__Task description__. Please copy, line for line and unchanged, the part of the records below that opens with the line containing "bar-segment [1104, 802, 1133, 881]" and closes with the line containing "segment-label: 598 [1104, 832, 1133, 850]", including both of those lines.

— BEGIN Records to use —

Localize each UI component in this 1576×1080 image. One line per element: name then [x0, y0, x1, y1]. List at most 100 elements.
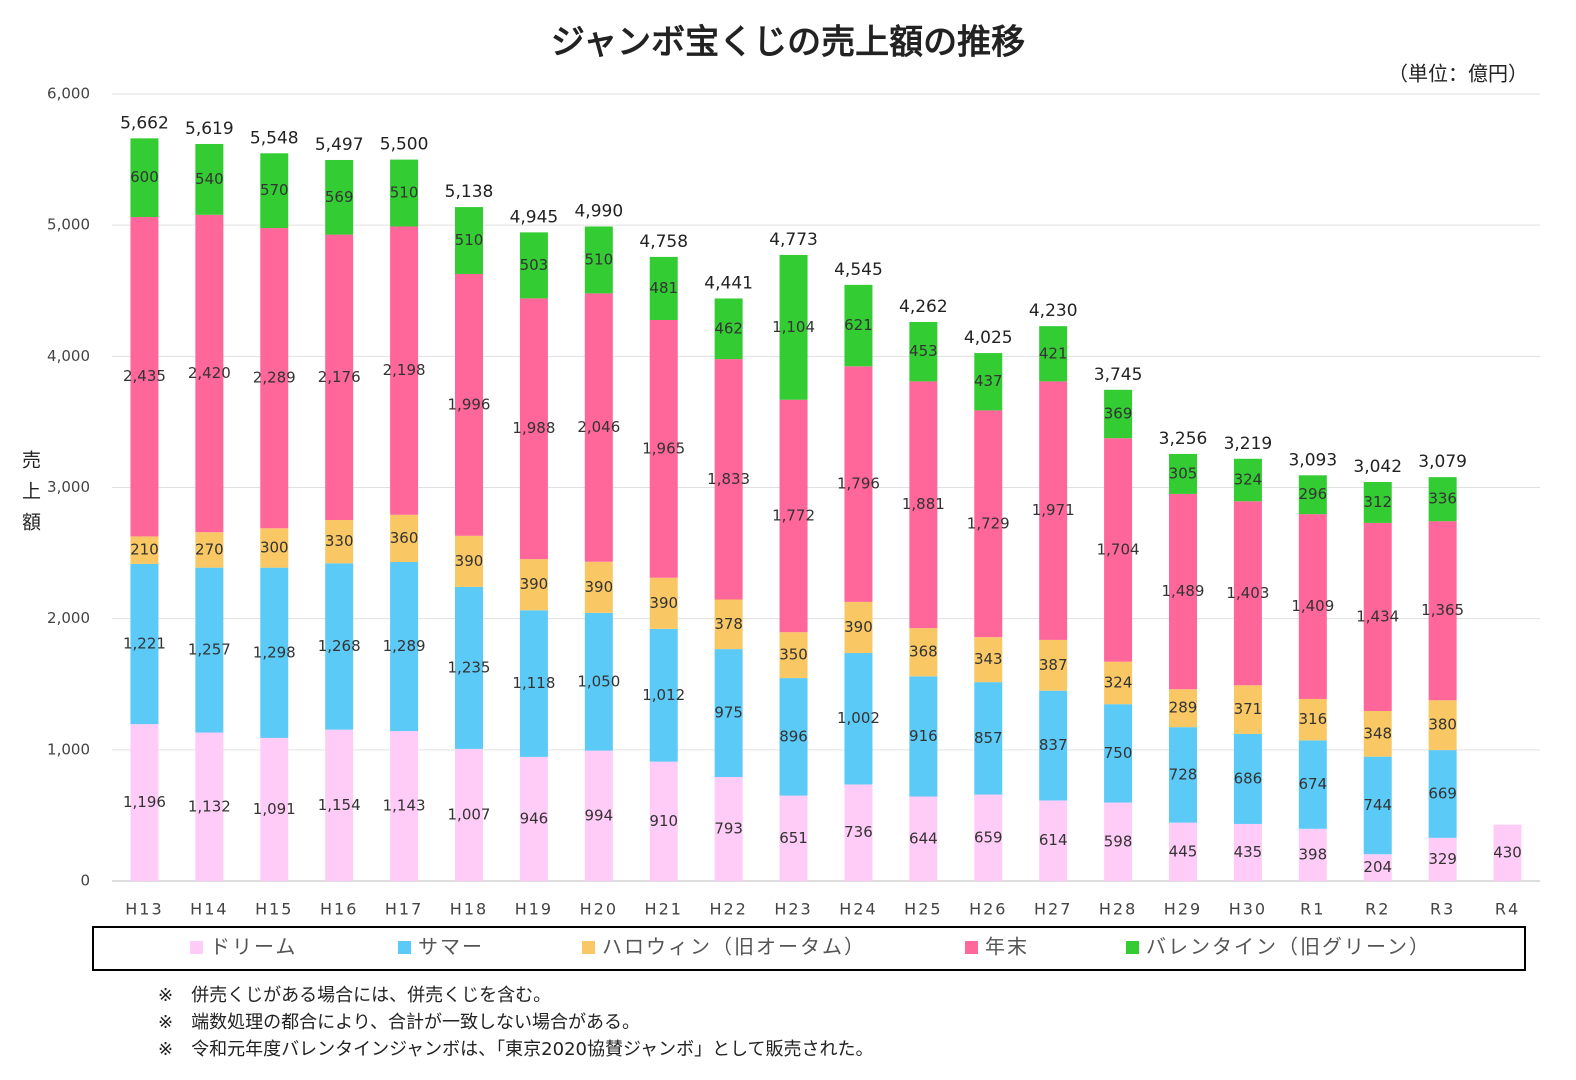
bar-segment [1104, 802, 1133, 881]
bar-segment [649, 628, 678, 762]
bar-segment [1039, 800, 1068, 881]
bar-segment [909, 321, 938, 382]
segment-label: 462 [714, 319, 743, 337]
segment-label: 1,365 [1421, 601, 1464, 619]
bar-segment [1428, 750, 1457, 838]
bar-segment [779, 632, 808, 679]
bar-segment [1428, 521, 1457, 701]
legend-label: サマー [418, 935, 484, 959]
segment-label: 1,403 [1226, 584, 1269, 602]
segment-label: 975 [714, 704, 743, 722]
segment-label: 910 [649, 812, 678, 830]
segment-label: 728 [1169, 765, 1198, 783]
segment-label: 2,289 [253, 369, 296, 387]
bar-segment [325, 729, 354, 881]
bar-segment [130, 217, 159, 537]
y-tick-label: 0 [80, 872, 90, 890]
total-label: 3,079 [1418, 452, 1467, 472]
y-tick-label: 4,000 [47, 347, 90, 365]
segment-label: 380 [1428, 716, 1457, 734]
total-label: 5,497 [315, 135, 364, 155]
bar-segment [1298, 740, 1327, 829]
total-label: 3,219 [1224, 434, 1273, 454]
x-tick-label: H14 [190, 900, 228, 919]
legend-label: 年末 [985, 935, 1029, 959]
bar-segment [844, 601, 873, 654]
segment-label: 369 [1104, 404, 1133, 422]
bar-segment [1298, 514, 1327, 699]
total-label: 4,758 [639, 232, 688, 252]
segment-label: 598 [1104, 832, 1133, 850]
segment-label: 1,833 [707, 470, 750, 488]
x-tick-label: H19 [515, 900, 553, 919]
segment-label: 1,996 [448, 395, 491, 413]
total-label: 5,619 [185, 119, 234, 139]
x-tick-label: H22 [709, 900, 747, 919]
bar-segment [130, 138, 159, 218]
x-tick-label: R4 [1495, 900, 1520, 919]
segment-label: 390 [844, 618, 873, 636]
segment-label: 1,489 [1162, 582, 1205, 600]
segment-label: 1,091 [253, 800, 296, 818]
bar-segment [584, 750, 613, 881]
bar-segment [844, 653, 873, 785]
segment-label: 896 [779, 727, 808, 745]
segment-label: 330 [325, 532, 354, 550]
unit-note: （単位：億円） [1388, 62, 1528, 86]
segment-label: 435 [1234, 843, 1263, 861]
bar-segment [1363, 522, 1392, 712]
total-label: 4,262 [899, 297, 948, 317]
bar-segment [714, 649, 743, 777]
segment-label: 210 [130, 541, 159, 559]
bar-segment [390, 562, 419, 732]
segment-label: 324 [1234, 471, 1263, 489]
bar-segment [974, 682, 1003, 795]
segment-label: 2,435 [123, 367, 166, 385]
total-label: 4,945 [510, 207, 559, 227]
segment-label: 857 [974, 729, 1003, 747]
segment-label: 296 [1298, 485, 1327, 503]
segment-label: 1,298 [253, 643, 296, 661]
segment-label: 445 [1169, 842, 1198, 860]
segment-label: 1,235 [448, 658, 491, 676]
legend-label: ドリーム [210, 935, 297, 959]
footnote: ※ 併売くじがある場合には、併売くじを含む。 [158, 985, 551, 1006]
bar-segment [1233, 733, 1262, 824]
bar-segment [519, 610, 548, 757]
bar-segment [1233, 685, 1262, 734]
bar-segment [909, 676, 938, 797]
segment-label: 1,881 [902, 495, 945, 513]
y-tick-label: 1,000 [47, 740, 90, 758]
bar-segment [1169, 493, 1197, 690]
segment-label: 1,971 [1032, 501, 1075, 519]
segment-label: 1,143 [383, 797, 426, 815]
bar-segment [1233, 458, 1262, 502]
segment-label: 1,988 [512, 419, 555, 437]
bar-segment [714, 599, 743, 650]
segment-label: 686 [1234, 769, 1263, 787]
bar-segment [1104, 661, 1133, 705]
total-label: 5,548 [250, 128, 299, 148]
bar-segment [1233, 823, 1262, 881]
bar-segment [1363, 756, 1392, 855]
bar-segment [1104, 389, 1133, 439]
legend-label: ハロウィン（旧オータム） [602, 935, 866, 959]
bar-segment [649, 761, 678, 881]
segment-label: 946 [520, 809, 549, 827]
segment-label: 659 [974, 828, 1003, 846]
segment-label: 387 [1039, 656, 1068, 674]
x-tick-label: H15 [255, 900, 293, 919]
bar-segment [1363, 854, 1392, 881]
chart-title: ジャンボ宝くじの売上額の推移 [551, 23, 1025, 63]
x-tick-label: H24 [839, 900, 877, 919]
segment-label: 570 [260, 181, 289, 199]
bar-segment [260, 228, 289, 529]
bar-segment [325, 520, 354, 564]
total-label: 4,990 [574, 201, 623, 221]
segment-label: 569 [325, 188, 354, 206]
y-axis-label: 売上額 [19, 450, 41, 543]
segment-label: 1,012 [642, 686, 685, 704]
bar-segment [909, 381, 938, 629]
x-tick-label: H30 [1229, 900, 1267, 919]
segment-label: 289 [1169, 699, 1198, 717]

— END Records to use —

__Task output__.
bar-segment [1104, 802, 1133, 881]
bar-segment [649, 628, 678, 762]
bar-segment [1039, 800, 1068, 881]
bar-segment [909, 321, 938, 382]
segment-label: 462 [714, 319, 743, 337]
segment-label: 1,365 [1421, 601, 1464, 619]
bar-segment [1428, 750, 1457, 838]
bar-segment [779, 632, 808, 679]
bar-segment [1428, 521, 1457, 701]
legend-label: サマー [418, 935, 484, 959]
segment-label: 1,403 [1226, 584, 1269, 602]
segment-label: 975 [714, 704, 743, 722]
segment-label: 910 [649, 812, 678, 830]
segment-label: 728 [1169, 765, 1198, 783]
segment-label: 2,289 [253, 369, 296, 387]
bar-segment [325, 729, 354, 881]
bar-segment [130, 217, 159, 537]
y-tick-label: 0 [80, 872, 90, 890]
total-label: 3,079 [1418, 452, 1467, 472]
y-tick-label: 4,000 [47, 347, 90, 365]
segment-label: 380 [1428, 716, 1457, 734]
total-label: 5,497 [315, 135, 364, 155]
bar-segment [1298, 740, 1327, 829]
total-label: 3,219 [1224, 434, 1273, 454]
x-tick-label: H14 [190, 900, 228, 919]
legend-label: 年末 [985, 935, 1029, 959]
bar-segment [844, 601, 873, 654]
segment-label: 369 [1104, 404, 1133, 422]
bar-segment [1298, 514, 1327, 699]
total-label: 4,758 [639, 232, 688, 252]
segment-label: 598 [1104, 832, 1133, 850]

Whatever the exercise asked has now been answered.